[start of Information shown]

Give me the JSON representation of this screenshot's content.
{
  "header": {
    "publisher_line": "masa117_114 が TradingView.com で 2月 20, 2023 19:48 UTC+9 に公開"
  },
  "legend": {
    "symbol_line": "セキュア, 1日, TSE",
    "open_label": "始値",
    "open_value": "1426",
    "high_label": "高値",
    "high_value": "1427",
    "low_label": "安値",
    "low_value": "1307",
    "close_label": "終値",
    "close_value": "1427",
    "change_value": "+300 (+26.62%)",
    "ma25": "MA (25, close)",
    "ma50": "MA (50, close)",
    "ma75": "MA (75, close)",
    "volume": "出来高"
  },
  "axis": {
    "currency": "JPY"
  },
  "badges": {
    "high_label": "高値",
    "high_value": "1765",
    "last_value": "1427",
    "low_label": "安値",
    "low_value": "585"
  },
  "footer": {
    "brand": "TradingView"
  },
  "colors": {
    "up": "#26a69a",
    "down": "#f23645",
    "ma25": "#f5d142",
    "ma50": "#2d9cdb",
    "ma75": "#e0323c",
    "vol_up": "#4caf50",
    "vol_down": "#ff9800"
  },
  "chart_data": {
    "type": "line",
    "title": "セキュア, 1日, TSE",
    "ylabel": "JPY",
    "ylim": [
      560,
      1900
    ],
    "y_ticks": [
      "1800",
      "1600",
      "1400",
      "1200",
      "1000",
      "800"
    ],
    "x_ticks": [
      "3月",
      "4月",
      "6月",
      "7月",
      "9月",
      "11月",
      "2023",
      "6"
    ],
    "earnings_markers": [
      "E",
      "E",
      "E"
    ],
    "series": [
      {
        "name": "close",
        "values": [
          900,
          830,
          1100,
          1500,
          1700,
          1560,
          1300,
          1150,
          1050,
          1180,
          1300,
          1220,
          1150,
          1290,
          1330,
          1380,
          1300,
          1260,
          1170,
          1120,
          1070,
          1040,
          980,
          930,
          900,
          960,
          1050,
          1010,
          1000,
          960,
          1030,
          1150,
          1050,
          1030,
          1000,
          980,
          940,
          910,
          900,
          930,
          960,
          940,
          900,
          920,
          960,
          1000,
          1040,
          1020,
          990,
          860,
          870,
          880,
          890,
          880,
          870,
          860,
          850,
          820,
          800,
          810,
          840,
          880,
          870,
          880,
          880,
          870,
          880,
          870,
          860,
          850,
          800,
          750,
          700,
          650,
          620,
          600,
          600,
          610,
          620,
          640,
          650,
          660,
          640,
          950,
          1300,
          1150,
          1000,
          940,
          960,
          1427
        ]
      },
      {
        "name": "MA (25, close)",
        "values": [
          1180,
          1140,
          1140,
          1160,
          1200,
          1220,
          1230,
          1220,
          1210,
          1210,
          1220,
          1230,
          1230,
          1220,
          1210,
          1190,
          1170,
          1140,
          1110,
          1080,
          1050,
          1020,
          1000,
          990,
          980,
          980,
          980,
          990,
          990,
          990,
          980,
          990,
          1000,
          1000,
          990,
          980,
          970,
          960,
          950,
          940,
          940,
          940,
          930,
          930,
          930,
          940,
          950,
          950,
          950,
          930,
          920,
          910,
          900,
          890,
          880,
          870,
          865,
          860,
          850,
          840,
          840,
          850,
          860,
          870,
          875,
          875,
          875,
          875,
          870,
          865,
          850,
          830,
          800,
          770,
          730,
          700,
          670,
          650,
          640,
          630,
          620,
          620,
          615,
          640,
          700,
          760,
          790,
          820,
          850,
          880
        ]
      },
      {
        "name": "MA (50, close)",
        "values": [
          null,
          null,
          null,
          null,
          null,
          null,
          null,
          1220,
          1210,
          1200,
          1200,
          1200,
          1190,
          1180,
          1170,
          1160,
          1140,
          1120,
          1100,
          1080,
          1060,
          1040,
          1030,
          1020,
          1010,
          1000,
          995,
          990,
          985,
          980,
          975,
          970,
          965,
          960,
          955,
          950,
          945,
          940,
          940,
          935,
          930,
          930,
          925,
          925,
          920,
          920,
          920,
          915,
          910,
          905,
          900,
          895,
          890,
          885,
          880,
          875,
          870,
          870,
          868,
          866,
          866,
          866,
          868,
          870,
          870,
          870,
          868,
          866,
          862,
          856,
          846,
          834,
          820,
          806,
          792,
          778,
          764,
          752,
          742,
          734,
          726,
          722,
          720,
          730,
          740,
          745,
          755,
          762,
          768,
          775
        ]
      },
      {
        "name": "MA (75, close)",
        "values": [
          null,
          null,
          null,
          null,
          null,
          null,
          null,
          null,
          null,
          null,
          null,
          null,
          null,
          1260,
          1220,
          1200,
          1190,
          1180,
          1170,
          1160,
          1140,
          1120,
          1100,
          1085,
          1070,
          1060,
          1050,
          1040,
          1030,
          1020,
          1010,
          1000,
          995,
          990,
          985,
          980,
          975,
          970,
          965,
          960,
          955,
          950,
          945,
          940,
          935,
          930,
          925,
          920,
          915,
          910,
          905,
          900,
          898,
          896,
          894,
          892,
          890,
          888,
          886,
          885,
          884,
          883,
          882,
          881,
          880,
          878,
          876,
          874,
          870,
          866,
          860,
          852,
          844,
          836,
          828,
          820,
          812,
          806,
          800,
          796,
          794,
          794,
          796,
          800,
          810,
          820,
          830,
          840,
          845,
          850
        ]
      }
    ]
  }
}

[end of Information shown]

◆ **Short task**
Reproduce the full set of records precisely.

◆ **Answer**
Give me the JSON representation of this screenshot's content.
{
  "header": {
    "publisher_line": "masa117_114 が TradingView.com で 2月 20, 2023 19:48 UTC+9 に公開"
  },
  "legend": {
    "symbol_line": "セキュア, 1日, TSE",
    "open_label": "始値",
    "open_value": "1426",
    "high_label": "高値",
    "high_value": "1427",
    "low_label": "安値",
    "low_value": "1307",
    "close_label": "終値",
    "close_value": "1427",
    "change_value": "+300 (+26.62%)",
    "ma25": "MA (25, close)",
    "ma50": "MA (50, close)",
    "ma75": "MA (75, close)",
    "volume": "出来高"
  },
  "axis": {
    "currency": "JPY"
  },
  "badges": {
    "high_label": "高値",
    "high_value": "1765",
    "last_value": "1427",
    "low_label": "安値",
    "low_value": "585"
  },
  "footer": {
    "brand": "TradingView"
  },
  "colors": {
    "up": "#26a69a",
    "down": "#f23645",
    "ma25": "#f5d142",
    "ma50": "#2d9cdb",
    "ma75": "#e0323c",
    "vol_up": "#4caf50",
    "vol_down": "#ff9800"
  },
  "chart_data": {
    "type": "line",
    "title": "セキュア, 1日, TSE",
    "ylabel": "JPY",
    "ylim": [
      560,
      1900
    ],
    "y_ticks": [
      "1800",
      "1600",
      "1400",
      "1200",
      "1000",
      "800"
    ],
    "x_ticks": [
      "3月",
      "4月",
      "6月",
      "7月",
      "9月",
      "11月",
      "2023",
      "6"
    ],
    "earnings_markers": [
      "E",
      "E",
      "E"
    ],
    "series": [
      {
        "name": "close",
        "values": [
          900,
          830,
          1100,
          1500,
          1700,
          1560,
          1300,
          1150,
          1050,
          1180,
          1300,
          1220,
          1150,
          1290,
          1330,
          1380,
          1300,
          1260,
          1170,
          1120,
          1070,
          1040,
          980,
          930,
          900,
          960,
          1050,
          1010,
          1000,
          960,
          1030,
          1150,
          1050,
          1030,
          1000,
          980,
          940,
          910,
          900,
          930,
          960,
          940,
          900,
          920,
          960,
          1000,
          1040,
          1020,
          990,
          860,
          870,
          880,
          890,
          880,
          870,
          860,
          850,
          820,
          800,
          810,
          840,
          880,
          870,
          880,
          880,
          870,
          880,
          870,
          860,
          850,
          800,
          750,
          700,
          650,
          620,
          600,
          600,
          610,
          620,
          640,
          650,
          660,
          640,
          950,
          1300,
          1150,
          1000,
          940,
          960,
          1427
        ]
      },
      {
        "name": "MA (25, close)",
        "values": [
          1180,
          1140,
          1140,
          1160,
          1200,
          1220,
          1230,
          1220,
          1210,
          1210,
          1220,
          1230,
          1230,
          1220,
          1210,
          1190,
          1170,
          1140,
          1110,
          1080,
          1050,
          1020,
          1000,
          990,
          980,
          980,
          980,
          990,
          990,
          990,
          980,
          990,
          1000,
          1000,
          990,
          980,
          970,
          960,
          950,
          940,
          940,
          940,
          930,
          930,
          930,
          940,
          950,
          950,
          950,
          930,
          920,
          910,
          900,
          890,
          880,
          870,
          865,
          860,
          850,
          840,
          840,
          850,
          860,
          870,
          875,
          875,
          875,
          875,
          870,
          865,
          850,
          830,
          800,
          770,
          730,
          700,
          670,
          650,
          640,
          630,
          620,
          620,
          615,
          640,
          700,
          760,
          790,
          820,
          850,
          880
        ]
      },
      {
        "name": "MA (50, close)",
        "values": [
          null,
          null,
          null,
          null,
          null,
          null,
          null,
          1220,
          1210,
          1200,
          1200,
          1200,
          1190,
          1180,
          1170,
          1160,
          1140,
          1120,
          1100,
          1080,
          1060,
          1040,
          1030,
          1020,
          1010,
          1000,
          995,
          990,
          985,
          980,
          975,
          970,
          965,
          960,
          955,
          950,
          945,
          940,
          940,
          935,
          930,
          930,
          925,
          925,
          920,
          920,
          920,
          915,
          910,
          905,
          900,
          895,
          890,
          885,
          880,
          875,
          870,
          870,
          868,
          866,
          866,
          866,
          868,
          870,
          870,
          870,
          868,
          866,
          862,
          856,
          846,
          834,
          820,
          806,
          792,
          778,
          764,
          752,
          742,
          734,
          726,
          722,
          720,
          730,
          740,
          745,
          755,
          762,
          768,
          775
        ]
      },
      {
        "name": "MA (75, close)",
        "values": [
          null,
          null,
          null,
          null,
          null,
          null,
          null,
          null,
          null,
          null,
          null,
          null,
          null,
          1260,
          1220,
          1200,
          1190,
          1180,
          1170,
          1160,
          1140,
          1120,
          1100,
          1085,
          1070,
          1060,
          1050,
          1040,
          1030,
          1020,
          1010,
          1000,
          995,
          990,
          985,
          980,
          975,
          970,
          965,
          960,
          955,
          950,
          945,
          940,
          935,
          930,
          925,
          920,
          915,
          910,
          905,
          900,
          898,
          896,
          894,
          892,
          890,
          888,
          886,
          885,
          884,
          883,
          882,
          881,
          880,
          878,
          876,
          874,
          870,
          866,
          860,
          852,
          844,
          836,
          828,
          820,
          812,
          806,
          800,
          796,
          794,
          794,
          796,
          800,
          810,
          820,
          830,
          840,
          845,
          850
        ]
      }
    ]
  }
}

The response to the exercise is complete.